* _AIM OF THE EXERCISE_
Copy down every line where the string "heading" shows up.

* _ITEMS_
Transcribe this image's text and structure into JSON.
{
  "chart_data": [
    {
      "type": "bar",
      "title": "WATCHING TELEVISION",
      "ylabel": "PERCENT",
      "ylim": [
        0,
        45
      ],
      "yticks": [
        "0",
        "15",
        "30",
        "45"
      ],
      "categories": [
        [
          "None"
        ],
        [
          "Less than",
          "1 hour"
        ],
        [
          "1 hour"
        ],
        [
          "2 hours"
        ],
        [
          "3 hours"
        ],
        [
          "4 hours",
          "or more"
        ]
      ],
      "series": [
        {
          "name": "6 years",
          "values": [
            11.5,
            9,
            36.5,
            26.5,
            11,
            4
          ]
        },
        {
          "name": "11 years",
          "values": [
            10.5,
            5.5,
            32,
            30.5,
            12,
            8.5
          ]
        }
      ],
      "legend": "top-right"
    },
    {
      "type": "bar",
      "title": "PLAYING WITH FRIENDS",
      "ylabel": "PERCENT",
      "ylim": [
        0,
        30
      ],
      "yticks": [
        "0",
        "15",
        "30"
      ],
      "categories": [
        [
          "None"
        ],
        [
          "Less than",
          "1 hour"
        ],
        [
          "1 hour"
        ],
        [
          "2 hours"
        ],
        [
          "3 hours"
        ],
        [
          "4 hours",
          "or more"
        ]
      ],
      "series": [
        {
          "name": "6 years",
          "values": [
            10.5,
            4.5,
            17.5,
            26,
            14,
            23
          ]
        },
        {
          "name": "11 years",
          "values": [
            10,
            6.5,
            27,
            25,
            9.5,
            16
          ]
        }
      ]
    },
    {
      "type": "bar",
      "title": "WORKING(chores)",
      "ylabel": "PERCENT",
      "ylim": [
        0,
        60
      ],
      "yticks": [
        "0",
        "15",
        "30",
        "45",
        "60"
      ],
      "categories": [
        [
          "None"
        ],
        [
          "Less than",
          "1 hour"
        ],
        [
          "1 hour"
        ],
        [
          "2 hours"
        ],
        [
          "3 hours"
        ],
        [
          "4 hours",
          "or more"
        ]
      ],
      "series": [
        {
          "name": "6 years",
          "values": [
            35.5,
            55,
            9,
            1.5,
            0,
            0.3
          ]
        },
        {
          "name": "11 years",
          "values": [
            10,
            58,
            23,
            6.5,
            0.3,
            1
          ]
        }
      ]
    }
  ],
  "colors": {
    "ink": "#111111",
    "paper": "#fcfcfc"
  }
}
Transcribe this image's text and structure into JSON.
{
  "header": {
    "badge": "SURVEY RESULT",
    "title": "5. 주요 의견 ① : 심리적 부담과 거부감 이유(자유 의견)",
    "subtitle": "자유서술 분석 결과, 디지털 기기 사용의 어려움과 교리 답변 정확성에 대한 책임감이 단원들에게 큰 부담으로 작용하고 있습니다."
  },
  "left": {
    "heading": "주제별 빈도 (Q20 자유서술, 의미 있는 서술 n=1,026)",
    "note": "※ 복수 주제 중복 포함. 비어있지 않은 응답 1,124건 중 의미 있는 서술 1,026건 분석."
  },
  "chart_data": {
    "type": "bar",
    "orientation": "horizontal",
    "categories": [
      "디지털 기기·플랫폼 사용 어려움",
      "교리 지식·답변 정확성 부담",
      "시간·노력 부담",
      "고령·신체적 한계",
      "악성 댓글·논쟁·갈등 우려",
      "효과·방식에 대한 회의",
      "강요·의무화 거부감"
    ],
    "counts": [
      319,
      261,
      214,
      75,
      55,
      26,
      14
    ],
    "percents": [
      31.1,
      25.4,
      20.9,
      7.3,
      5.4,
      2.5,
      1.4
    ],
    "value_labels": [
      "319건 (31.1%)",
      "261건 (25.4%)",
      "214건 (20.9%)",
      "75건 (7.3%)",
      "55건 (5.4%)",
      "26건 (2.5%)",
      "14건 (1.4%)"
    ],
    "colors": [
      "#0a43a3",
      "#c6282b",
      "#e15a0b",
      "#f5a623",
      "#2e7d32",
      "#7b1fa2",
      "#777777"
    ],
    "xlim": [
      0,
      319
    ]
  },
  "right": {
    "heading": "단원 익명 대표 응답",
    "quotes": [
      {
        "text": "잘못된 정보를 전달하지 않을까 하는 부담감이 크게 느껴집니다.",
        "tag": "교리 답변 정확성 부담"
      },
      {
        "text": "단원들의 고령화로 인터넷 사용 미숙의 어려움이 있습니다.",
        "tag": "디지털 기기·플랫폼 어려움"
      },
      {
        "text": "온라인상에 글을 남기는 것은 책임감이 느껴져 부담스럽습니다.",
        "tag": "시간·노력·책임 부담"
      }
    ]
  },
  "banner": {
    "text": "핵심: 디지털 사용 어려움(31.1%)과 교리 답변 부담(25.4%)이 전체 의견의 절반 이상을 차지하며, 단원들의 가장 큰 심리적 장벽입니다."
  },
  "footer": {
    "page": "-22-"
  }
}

* _FINAL RESULT_
    "heading": "주제별 빈도 (Q20 자유서술, 의미 있는 서술 n=1,026)",
    "heading": "단원 익명 대표 응답",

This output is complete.